** Exercise directions **
Find the lines holding the string "anos" in the data, then copy all of them.

────────────────────────────────────────

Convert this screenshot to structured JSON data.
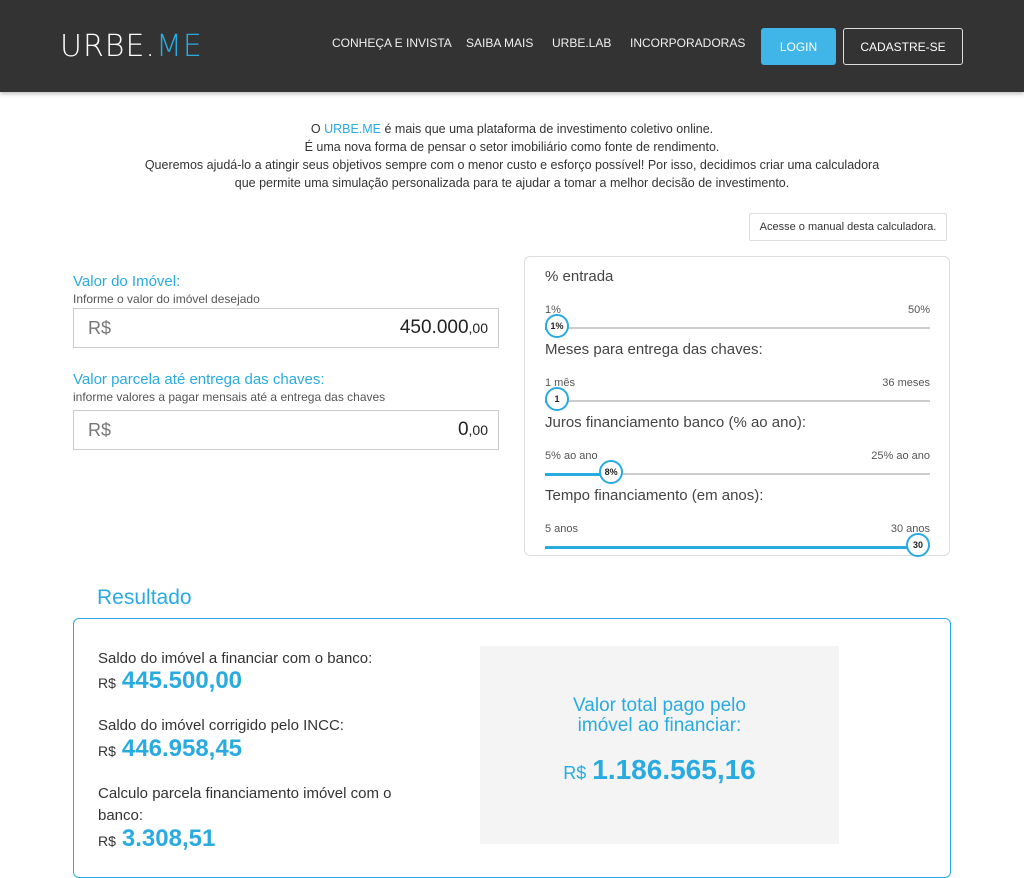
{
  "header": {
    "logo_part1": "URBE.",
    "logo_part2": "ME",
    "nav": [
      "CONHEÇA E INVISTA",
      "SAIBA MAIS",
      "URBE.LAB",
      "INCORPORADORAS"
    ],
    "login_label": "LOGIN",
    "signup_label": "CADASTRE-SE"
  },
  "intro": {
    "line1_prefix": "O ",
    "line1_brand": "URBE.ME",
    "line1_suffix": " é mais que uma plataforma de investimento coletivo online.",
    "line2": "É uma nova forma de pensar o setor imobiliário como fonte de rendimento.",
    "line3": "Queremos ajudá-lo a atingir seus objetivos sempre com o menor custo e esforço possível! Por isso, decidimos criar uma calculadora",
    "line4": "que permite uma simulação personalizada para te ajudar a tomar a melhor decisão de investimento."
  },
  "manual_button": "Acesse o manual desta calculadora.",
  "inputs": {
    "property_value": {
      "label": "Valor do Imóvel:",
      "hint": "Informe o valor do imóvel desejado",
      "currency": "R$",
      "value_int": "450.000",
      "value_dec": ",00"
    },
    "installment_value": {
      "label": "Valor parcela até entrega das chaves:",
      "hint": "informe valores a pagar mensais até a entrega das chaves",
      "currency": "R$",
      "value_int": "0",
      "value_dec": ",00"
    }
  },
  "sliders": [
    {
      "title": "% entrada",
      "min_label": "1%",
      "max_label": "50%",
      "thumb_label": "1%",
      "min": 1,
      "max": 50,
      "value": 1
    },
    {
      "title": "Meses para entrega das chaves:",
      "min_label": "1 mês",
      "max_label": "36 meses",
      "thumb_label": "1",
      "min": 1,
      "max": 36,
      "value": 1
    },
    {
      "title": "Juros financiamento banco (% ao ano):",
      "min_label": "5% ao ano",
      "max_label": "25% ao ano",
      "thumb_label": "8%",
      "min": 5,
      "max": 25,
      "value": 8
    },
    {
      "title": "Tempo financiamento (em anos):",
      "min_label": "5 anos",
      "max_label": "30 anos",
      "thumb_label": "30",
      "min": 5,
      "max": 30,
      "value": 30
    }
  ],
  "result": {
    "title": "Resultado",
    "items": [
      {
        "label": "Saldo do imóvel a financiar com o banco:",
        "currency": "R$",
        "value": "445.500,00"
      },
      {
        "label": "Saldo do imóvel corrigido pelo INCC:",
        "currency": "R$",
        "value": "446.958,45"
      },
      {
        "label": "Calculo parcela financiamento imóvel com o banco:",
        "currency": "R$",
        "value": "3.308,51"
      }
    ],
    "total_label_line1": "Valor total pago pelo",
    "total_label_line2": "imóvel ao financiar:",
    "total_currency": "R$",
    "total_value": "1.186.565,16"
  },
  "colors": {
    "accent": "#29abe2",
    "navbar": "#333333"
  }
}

────────────────────────────────────────

** Result **
      "title": "Tempo financiamento (em anos):",
      "min_label": "5 anos",
      "max_label": "30 anos",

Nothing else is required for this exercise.